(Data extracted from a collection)
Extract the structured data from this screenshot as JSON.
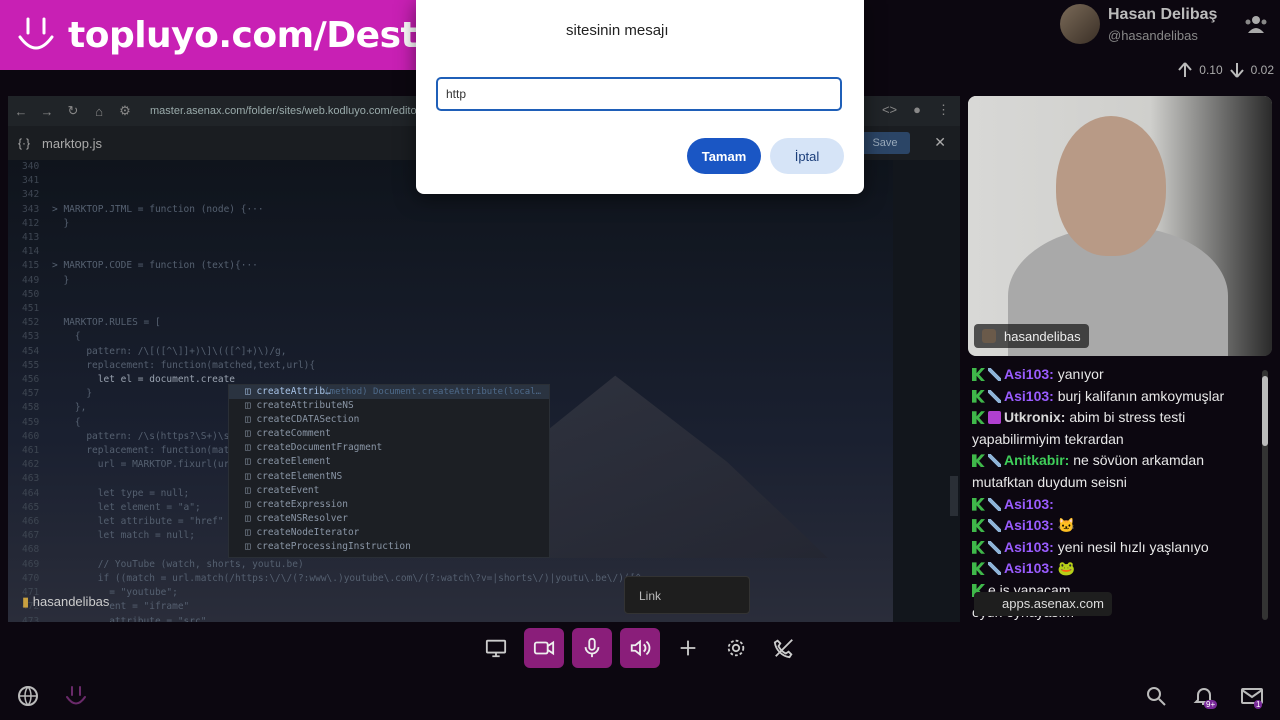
{
  "brand": {
    "url": "topluyo.com/Destek"
  },
  "user": {
    "name": "Hasan Delibaş",
    "handle": "@hasandelibas"
  },
  "stats": {
    "upload": "0.10",
    "download": "0.02"
  },
  "browser": {
    "address": "master.asenax.com/folder/sites/web.kodluyo.com/editor"
  },
  "editor": {
    "filename": "marktop.js",
    "save_label": "Save",
    "code_lines": [
      {
        "n": "340",
        "t": ""
      },
      {
        "n": "341",
        "t": ""
      },
      {
        "n": "342",
        "t": ""
      },
      {
        "n": "343",
        "t": "> MARKTOP.JTML = function (node) {···"
      },
      {
        "n": "412",
        "t": "  }"
      },
      {
        "n": "413",
        "t": ""
      },
      {
        "n": "414",
        "t": ""
      },
      {
        "n": "415",
        "t": "> MARKTOP.CODE = function (text){···"
      },
      {
        "n": "449",
        "t": "  }"
      },
      {
        "n": "450",
        "t": ""
      },
      {
        "n": "451",
        "t": ""
      },
      {
        "n": "452",
        "t": "  MARKTOP.RULES = ["
      },
      {
        "n": "453",
        "t": "    {"
      },
      {
        "n": "454",
        "t": "      pattern: /\\[([^\\]]+)\\]\\(([^]+)\\)/g,"
      },
      {
        "n": "455",
        "t": "      replacement: function(matched,text,url){"
      },
      {
        "n": "456",
        "t": "        let el = document.create"
      },
      {
        "n": "457",
        "t": "      }"
      },
      {
        "n": "458",
        "t": "    },"
      },
      {
        "n": "459",
        "t": "    {"
      },
      {
        "n": "460",
        "t": "      pattern: /\\s(https?\\S+)\\s"
      },
      {
        "n": "461",
        "t": "      replacement: function(match"
      },
      {
        "n": "462",
        "t": "        url = MARKTOP.fixurl(url"
      },
      {
        "n": "463",
        "t": ""
      },
      {
        "n": "464",
        "t": "        let type = null;"
      },
      {
        "n": "465",
        "t": "        let element = \"a\";"
      },
      {
        "n": "466",
        "t": "        let attribute = \"href\""
      },
      {
        "n": "467",
        "t": "        let match = null;"
      },
      {
        "n": "468",
        "t": ""
      },
      {
        "n": "469",
        "t": "        // YouTube (watch, shorts, youtu.be)"
      },
      {
        "n": "470",
        "t": "        if ((match = url.match(/https:\\/\\/(?:www\\.)youtube\\.com\\/(?:watch\\?v=|shorts\\/)|youtu\\.be\\/)([^"
      },
      {
        "n": "471",
        "t": "          = \"youtube\";"
      },
      {
        "n": "472",
        "t": "          ent = \"iframe\""
      },
      {
        "n": "473",
        "t": "          attribute = \"src\""
      }
    ],
    "suggestions": [
      "createAttrib…",
      "createAttributeNS",
      "createCDATASection",
      "createComment",
      "createDocumentFragment",
      "createElement",
      "createElementNS",
      "createEvent",
      "createExpression",
      "createNSResolver",
      "createNodeIterator",
      "createProcessingInstruction"
    ],
    "suggestion_meta": "(method) Document.createAttribute(local…"
  },
  "share_label": "hasandelibas",
  "dialog": {
    "title": "sitesinin mesajı",
    "input_value": "http",
    "ok_label": "Tamam",
    "cancel_label": "İptal"
  },
  "cam_label": "hasandelibas",
  "chat": [
    {
      "user": "Asi103",
      "color": "#9a5cff",
      "badges": [
        "green",
        "sword"
      ],
      "text": "yanıyor"
    },
    {
      "user": "Asi103",
      "color": "#9a5cff",
      "badges": [
        "green",
        "sword"
      ],
      "text": "burj kalifanın amkoymuşlar"
    },
    {
      "user": "Utkronix",
      "color": "#d8d8d8",
      "badges": [
        "green",
        "purple"
      ],
      "text": "abim bi stress testi yapabilirmiyim tekrardan"
    },
    {
      "user": "Anitkabir",
      "color": "#3fcf5a",
      "badges": [
        "green",
        "sword"
      ],
      "text": "ne sövüon arkamdan mutafktan duydum seisni"
    },
    {
      "user": "Asi103",
      "color": "#9a5cff",
      "badges": [
        "green",
        "sword"
      ],
      "text": ""
    },
    {
      "user": "Asi103",
      "color": "#9a5cff",
      "badges": [
        "green",
        "sword"
      ],
      "text": "🐱"
    },
    {
      "user": "Asi103",
      "color": "#9a5cff",
      "badges": [
        "green",
        "sword"
      ],
      "text": "yeni nesil hızlı yaşlanıyo"
    },
    {
      "user": "Asi103",
      "color": "#9a5cff",
      "badges": [
        "green",
        "sword"
      ],
      "text": "🐸"
    },
    {
      "user": "",
      "color": "#9a5cff",
      "badges": [
        "green"
      ],
      "text": "e is yapacam"
    },
    {
      "user": "",
      "color": "#9a5cff",
      "badges": [],
      "text": "oyun oynayasım"
    }
  ],
  "link_tooltip": "Link",
  "app_tooltip": "apps.asenax.com",
  "notifications": {
    "count": "9+",
    "mail_count": "1"
  }
}
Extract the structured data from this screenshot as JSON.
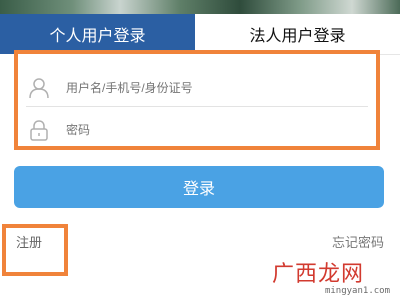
{
  "tabs": {
    "personal": "个人用户登录",
    "legal": "法人用户登录"
  },
  "form": {
    "username_placeholder": "用户名/手机号/身份证号",
    "password_placeholder": "密码",
    "user_icon": "user-icon",
    "lock_icon": "lock-icon"
  },
  "actions": {
    "login": "登录",
    "register": "注册",
    "forgot_password": "忘记密码"
  },
  "watermark": {
    "chinese": "广西龙网",
    "url": "mingyan1.com"
  },
  "colors": {
    "active_tab": "#2b5fa3",
    "login_button": "#4aa2e4",
    "highlight": "#f0833a",
    "watermark": "#d23a2f"
  }
}
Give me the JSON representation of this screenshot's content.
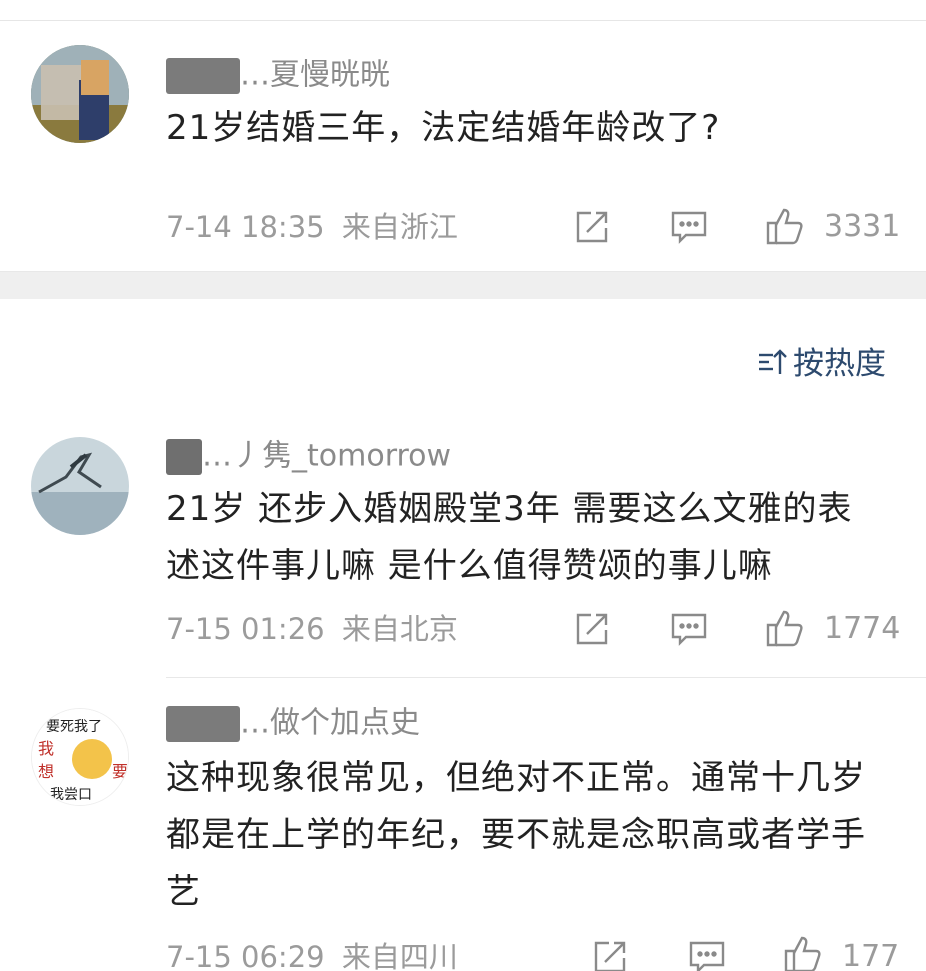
{
  "comments": [
    {
      "username": "…夏慢晄晄",
      "text": "21岁结婚三年，法定结婚年龄改了?",
      "time": "7-14 18:35",
      "location": "来自浙江",
      "likes": "3331"
    },
    {
      "username": "…丿隽_tomorrow",
      "text": "21岁 还步入婚姻殿堂3年 需要这么文雅的表述这件事儿嘛 是什么值得赞颂的事儿嘛",
      "time": "7-15 01:26",
      "location": "来自北京",
      "likes": "1774"
    },
    {
      "username": "…做个加点史",
      "text": "这种现象很常见，但绝对不正常。通常十几岁都是在上学的年纪，要不就是念职高或者学手艺",
      "time": "7-15 06:29",
      "location": "来自四川",
      "likes": "177"
    }
  ],
  "sort": {
    "label": "按热度",
    "icon": "sort-icon"
  },
  "avatar3_text": {
    "line1": "要死我了",
    "left1": "我",
    "left2": "想",
    "right": "要",
    "bottom": "我尝口"
  },
  "colors": {
    "link": "#2d4a6e",
    "meta": "#9b9b9b",
    "text": "#222222"
  }
}
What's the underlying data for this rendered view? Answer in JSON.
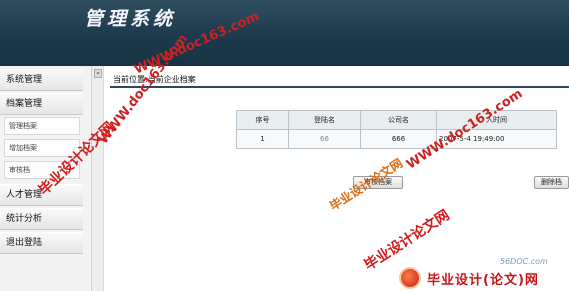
{
  "header": {
    "title": "管理系统"
  },
  "sidebar": {
    "collapse_glyph": "«",
    "items": [
      {
        "label": "系统管理"
      },
      {
        "label": "档案管理"
      },
      {
        "label": "管理档案"
      },
      {
        "label": "增加档案"
      },
      {
        "label": "审核档"
      },
      {
        "label": "人才管理"
      },
      {
        "label": "统计分析"
      },
      {
        "label": "退出登陆"
      }
    ]
  },
  "main": {
    "location": "当前位置:当前企业档案",
    "table": {
      "columns": [
        "序号",
        "登陆名",
        "公司名",
        "入时间"
      ],
      "rows": [
        [
          "1",
          "66",
          "666",
          "2007-5-4 19:49:00"
        ]
      ]
    },
    "buttons": {
      "audit": "审核档案",
      "delete": "删除档"
    }
  },
  "watermarks": {
    "site_text": "毕业设计论文网",
    "url": "WWW.doc163.com"
  },
  "footer": {
    "site_tag": "56DOC.com",
    "logo_text": "毕业设计(论文)网"
  }
}
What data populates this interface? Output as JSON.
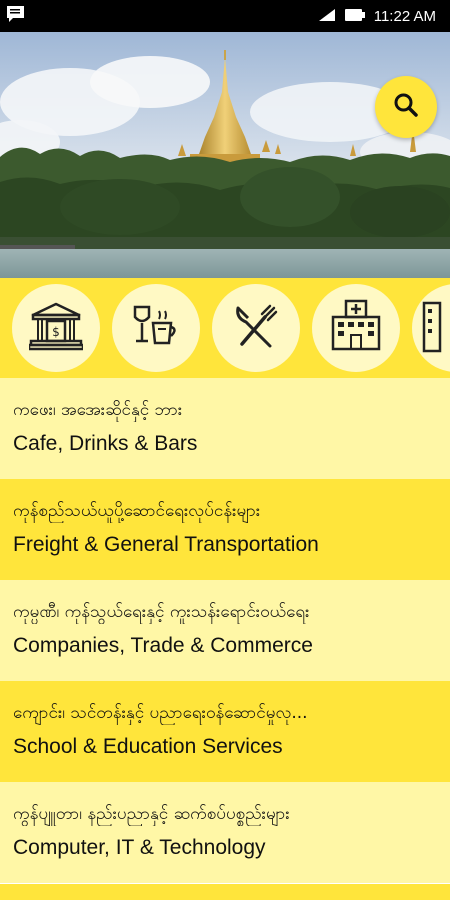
{
  "status_bar": {
    "time": "11:22 AM",
    "icons": [
      "chat-notification-icon",
      "signal-icon",
      "battery-icon"
    ]
  },
  "hero": {
    "image": "shwedagon-pagoda-lake-photo",
    "search_icon": "search-icon"
  },
  "categories": [
    {
      "icon": "bank-icon"
    },
    {
      "icon": "drinks-coffee-icon"
    },
    {
      "icon": "fork-knife-icon"
    },
    {
      "icon": "hospital-icon"
    },
    {
      "icon": "building-icon"
    }
  ],
  "list": [
    {
      "mm": "ကဖေး၊ အအေးဆိုင်နှင့် ဘား",
      "en": "Cafe, Drinks & Bars"
    },
    {
      "mm": "ကုန်စည်သယ်ယူပို့ဆောင်ရေးလုပ်ငန်းများ",
      "en": "Freight & General Transportation"
    },
    {
      "mm": "ကုမ္ပဏီ၊ ကုန်သွယ်ရေးနှင့် ကူးသန်းရောင်းဝယ်ရေး",
      "en": "Companies, Trade & Commerce"
    },
    {
      "mm": "ကျောင်း၊ သင်တန်းနှင့် ပညာရေးဝန်ဆောင်မှုလု...",
      "en": "School & Education Services"
    },
    {
      "mm": "ကွန်ပျူတာ၊ နည်းပညာနှင့် ဆက်စပ်ပစ္စည်းများ",
      "en": "Computer, IT & Technology"
    }
  ],
  "colors": {
    "accent": "#ffe53b",
    "row_light": "#fff7a6",
    "row_dark": "#fff38a",
    "icon_bg": "#fff9c4"
  }
}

* _Exercise_
Report how many lines in the records above contain the word "time", giving only the number.

* _Task response_
4